::: Source data

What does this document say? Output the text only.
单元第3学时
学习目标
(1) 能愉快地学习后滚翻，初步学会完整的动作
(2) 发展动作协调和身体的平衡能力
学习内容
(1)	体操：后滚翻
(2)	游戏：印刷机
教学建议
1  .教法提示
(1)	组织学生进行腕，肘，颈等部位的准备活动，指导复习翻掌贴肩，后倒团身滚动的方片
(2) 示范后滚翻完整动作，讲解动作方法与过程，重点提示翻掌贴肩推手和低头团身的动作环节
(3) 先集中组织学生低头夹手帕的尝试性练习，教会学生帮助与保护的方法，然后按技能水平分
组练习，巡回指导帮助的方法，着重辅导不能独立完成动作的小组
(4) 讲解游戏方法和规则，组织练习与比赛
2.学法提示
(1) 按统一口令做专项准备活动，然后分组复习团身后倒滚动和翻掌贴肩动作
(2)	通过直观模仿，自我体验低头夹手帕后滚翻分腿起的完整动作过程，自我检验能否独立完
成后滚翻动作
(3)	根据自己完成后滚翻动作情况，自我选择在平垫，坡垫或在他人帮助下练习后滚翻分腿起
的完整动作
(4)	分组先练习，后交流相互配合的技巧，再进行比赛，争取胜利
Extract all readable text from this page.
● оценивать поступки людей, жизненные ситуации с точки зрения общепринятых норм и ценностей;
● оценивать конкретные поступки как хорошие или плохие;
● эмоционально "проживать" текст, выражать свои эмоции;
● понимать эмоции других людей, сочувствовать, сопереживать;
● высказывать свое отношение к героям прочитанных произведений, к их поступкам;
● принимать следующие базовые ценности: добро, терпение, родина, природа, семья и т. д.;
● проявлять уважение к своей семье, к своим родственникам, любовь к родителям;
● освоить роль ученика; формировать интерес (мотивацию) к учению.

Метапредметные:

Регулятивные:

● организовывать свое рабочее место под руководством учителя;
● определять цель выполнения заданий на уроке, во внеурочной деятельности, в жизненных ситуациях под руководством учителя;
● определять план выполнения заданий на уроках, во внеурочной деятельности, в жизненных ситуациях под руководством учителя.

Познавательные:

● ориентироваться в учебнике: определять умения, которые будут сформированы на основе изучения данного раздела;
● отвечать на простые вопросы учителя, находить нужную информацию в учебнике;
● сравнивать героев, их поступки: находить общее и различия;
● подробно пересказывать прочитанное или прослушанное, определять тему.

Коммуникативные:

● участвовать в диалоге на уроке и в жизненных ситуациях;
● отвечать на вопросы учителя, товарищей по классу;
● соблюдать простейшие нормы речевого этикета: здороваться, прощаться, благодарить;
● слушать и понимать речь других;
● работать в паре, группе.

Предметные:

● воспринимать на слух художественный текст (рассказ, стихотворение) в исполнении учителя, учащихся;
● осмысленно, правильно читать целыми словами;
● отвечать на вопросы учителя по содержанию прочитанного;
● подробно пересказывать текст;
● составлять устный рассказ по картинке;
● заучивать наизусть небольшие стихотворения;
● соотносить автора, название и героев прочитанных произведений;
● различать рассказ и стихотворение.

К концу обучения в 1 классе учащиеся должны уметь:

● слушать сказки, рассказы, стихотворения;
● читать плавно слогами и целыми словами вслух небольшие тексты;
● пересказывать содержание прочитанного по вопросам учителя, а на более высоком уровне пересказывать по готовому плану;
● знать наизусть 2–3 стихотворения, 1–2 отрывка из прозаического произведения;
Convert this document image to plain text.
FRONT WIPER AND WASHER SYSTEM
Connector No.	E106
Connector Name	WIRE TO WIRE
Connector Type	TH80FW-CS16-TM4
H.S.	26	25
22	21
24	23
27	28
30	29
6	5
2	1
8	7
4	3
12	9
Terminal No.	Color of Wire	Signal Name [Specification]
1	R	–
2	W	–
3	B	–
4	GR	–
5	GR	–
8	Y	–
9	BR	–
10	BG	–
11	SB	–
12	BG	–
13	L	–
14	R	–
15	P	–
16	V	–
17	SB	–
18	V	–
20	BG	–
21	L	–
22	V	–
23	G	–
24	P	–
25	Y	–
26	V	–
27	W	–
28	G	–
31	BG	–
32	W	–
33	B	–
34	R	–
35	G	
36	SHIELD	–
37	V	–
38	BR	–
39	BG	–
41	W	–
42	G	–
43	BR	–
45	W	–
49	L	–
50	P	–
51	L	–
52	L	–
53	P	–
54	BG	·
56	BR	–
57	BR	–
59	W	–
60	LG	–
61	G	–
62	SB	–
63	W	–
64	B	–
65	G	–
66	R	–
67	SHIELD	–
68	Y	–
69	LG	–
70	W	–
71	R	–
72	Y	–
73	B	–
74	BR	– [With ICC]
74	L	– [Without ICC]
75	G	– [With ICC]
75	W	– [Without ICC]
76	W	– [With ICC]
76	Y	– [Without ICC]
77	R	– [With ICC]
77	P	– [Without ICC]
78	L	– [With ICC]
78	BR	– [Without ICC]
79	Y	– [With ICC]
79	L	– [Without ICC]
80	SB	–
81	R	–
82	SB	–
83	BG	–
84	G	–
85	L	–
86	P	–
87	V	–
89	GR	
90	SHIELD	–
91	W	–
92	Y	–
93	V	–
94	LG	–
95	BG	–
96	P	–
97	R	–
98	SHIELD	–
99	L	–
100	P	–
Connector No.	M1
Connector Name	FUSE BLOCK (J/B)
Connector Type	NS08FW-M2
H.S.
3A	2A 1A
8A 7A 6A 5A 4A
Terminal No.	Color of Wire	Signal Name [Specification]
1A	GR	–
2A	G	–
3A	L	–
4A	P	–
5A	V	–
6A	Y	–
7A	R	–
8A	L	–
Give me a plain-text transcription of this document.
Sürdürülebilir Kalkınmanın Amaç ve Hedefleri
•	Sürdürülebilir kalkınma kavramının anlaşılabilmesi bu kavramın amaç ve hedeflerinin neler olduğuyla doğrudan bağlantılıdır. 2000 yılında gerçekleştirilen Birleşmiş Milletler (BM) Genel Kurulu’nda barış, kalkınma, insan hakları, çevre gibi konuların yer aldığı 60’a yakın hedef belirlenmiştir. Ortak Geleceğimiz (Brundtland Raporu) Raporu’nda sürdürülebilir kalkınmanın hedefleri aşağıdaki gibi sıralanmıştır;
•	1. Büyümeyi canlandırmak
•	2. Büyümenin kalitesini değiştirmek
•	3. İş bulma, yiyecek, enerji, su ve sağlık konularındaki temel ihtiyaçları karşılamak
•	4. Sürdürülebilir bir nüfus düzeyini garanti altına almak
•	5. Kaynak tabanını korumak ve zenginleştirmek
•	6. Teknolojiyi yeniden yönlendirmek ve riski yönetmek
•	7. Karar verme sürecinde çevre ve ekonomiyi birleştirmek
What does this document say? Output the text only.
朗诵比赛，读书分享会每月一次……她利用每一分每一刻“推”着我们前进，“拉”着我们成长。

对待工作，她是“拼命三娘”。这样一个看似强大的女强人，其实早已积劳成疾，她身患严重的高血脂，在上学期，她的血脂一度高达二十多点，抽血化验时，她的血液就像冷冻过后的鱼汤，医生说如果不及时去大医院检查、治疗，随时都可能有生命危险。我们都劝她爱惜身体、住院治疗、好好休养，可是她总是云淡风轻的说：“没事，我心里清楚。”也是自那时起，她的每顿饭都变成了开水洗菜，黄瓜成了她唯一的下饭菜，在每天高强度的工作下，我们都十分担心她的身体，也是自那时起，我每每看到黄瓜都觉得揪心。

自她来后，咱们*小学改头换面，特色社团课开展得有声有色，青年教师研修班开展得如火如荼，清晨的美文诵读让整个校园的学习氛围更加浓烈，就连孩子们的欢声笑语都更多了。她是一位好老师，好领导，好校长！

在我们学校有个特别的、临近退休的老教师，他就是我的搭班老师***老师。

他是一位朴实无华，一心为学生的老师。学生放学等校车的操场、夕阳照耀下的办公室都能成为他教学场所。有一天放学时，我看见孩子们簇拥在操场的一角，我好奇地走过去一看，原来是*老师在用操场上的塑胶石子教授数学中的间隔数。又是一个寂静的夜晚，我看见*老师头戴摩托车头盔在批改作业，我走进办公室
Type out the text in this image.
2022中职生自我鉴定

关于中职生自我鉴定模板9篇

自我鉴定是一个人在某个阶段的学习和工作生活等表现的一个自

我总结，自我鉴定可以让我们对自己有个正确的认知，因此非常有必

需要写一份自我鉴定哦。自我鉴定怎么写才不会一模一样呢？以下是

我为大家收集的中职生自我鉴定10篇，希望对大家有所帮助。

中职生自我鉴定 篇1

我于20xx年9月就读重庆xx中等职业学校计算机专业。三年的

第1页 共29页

::::::

* What is required *
Copy the lines from the entries above in which the word "document" appears.

* Exercise response *
What does this document say? Output the text only.
Convert this document image to plain text.
Give me a plain-text transcription of this document.
What does this document say? Output the text only.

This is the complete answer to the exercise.